What you should do
Scan the lines below; pull out those with "type".

Excerpted records
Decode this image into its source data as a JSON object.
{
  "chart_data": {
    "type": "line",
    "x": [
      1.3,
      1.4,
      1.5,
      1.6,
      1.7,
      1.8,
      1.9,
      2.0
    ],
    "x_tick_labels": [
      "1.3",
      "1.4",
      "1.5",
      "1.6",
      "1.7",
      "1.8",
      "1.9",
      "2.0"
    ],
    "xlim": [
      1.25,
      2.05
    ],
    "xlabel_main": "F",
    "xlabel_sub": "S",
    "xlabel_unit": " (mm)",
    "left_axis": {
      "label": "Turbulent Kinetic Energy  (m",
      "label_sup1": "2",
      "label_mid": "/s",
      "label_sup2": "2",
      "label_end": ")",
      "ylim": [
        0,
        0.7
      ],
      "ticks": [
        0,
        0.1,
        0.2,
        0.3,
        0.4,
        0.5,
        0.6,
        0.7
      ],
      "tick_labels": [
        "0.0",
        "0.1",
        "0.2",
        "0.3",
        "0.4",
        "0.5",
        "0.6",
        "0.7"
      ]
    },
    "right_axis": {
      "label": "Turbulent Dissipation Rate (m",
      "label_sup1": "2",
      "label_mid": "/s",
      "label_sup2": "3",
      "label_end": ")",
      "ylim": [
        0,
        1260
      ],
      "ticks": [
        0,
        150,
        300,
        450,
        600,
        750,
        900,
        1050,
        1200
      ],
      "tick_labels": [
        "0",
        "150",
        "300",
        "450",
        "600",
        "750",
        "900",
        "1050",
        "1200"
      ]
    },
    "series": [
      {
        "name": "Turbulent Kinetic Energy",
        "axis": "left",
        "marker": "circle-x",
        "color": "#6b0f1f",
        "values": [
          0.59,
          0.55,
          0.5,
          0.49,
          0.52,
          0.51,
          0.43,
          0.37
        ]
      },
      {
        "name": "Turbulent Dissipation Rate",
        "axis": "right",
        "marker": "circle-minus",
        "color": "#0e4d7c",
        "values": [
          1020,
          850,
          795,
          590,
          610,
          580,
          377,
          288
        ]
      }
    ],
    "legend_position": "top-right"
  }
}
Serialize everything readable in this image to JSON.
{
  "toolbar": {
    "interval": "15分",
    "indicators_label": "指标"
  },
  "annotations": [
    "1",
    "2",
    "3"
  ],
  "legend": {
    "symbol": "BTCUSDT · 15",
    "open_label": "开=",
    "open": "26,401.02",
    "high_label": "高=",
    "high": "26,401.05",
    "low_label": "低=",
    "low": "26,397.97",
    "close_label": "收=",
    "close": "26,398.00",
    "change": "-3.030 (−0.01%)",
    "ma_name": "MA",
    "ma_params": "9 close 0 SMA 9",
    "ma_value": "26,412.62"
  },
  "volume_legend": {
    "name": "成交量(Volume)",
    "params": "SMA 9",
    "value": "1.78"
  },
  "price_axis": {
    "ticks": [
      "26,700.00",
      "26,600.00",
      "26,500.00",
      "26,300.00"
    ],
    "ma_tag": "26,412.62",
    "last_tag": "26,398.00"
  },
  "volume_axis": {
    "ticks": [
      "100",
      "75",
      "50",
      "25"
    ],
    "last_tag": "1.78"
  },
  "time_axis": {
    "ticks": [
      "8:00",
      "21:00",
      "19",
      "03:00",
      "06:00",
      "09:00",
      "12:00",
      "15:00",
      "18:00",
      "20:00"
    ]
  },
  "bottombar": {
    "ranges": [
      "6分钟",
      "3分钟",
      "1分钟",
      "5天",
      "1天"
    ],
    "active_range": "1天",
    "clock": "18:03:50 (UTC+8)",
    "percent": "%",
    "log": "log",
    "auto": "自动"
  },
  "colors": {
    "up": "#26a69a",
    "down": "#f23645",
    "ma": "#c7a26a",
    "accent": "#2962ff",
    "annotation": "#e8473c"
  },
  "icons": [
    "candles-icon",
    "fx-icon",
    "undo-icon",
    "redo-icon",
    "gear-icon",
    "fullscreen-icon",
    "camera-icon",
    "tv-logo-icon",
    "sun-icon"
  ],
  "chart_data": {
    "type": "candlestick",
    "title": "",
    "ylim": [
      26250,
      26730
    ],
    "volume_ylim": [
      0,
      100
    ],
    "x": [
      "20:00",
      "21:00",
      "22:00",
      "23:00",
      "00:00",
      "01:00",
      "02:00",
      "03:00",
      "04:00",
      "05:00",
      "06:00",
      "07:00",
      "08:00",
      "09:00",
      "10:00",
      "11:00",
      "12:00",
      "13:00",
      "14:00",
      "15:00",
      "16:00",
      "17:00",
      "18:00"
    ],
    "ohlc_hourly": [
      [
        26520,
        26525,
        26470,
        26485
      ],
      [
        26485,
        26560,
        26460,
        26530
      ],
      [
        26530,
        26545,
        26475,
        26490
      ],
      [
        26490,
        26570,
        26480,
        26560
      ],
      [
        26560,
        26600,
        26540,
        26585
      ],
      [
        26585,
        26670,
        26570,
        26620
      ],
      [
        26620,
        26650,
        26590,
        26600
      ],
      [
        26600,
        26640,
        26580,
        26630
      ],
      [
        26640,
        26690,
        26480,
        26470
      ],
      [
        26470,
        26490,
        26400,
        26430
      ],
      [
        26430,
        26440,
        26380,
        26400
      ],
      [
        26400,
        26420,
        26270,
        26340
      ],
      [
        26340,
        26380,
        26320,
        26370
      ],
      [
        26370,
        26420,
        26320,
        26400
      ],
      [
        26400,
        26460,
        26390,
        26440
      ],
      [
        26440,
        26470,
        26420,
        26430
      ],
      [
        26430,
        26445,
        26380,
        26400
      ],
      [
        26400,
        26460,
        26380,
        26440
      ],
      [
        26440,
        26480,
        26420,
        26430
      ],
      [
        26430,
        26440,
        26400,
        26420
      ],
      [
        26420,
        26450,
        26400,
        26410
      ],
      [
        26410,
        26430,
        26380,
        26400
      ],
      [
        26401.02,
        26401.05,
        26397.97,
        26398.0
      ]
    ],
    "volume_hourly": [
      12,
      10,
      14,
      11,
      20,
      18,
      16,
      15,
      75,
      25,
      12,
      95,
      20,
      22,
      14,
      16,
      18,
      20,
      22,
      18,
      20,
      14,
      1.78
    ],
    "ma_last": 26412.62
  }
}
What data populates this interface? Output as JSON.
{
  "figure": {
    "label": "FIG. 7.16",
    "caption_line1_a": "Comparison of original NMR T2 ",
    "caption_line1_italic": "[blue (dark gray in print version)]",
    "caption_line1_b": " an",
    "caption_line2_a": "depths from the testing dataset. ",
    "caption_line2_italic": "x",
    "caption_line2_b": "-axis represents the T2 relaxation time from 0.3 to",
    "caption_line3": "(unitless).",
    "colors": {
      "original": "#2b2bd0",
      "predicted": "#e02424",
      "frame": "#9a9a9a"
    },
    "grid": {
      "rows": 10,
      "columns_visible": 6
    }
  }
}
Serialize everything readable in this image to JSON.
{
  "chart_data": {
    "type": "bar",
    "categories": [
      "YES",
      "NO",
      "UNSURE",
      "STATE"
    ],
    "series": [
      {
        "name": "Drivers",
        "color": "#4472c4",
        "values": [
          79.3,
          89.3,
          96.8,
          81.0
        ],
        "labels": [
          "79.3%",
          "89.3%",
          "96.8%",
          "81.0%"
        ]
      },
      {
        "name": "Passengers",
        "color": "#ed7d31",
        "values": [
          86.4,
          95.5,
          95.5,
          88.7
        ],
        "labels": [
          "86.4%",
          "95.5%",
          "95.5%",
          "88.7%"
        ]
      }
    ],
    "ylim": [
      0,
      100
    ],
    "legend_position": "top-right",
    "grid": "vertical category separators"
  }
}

Complete answer
    "type": "line",
    "type": "candlestick",
    "type": "bar",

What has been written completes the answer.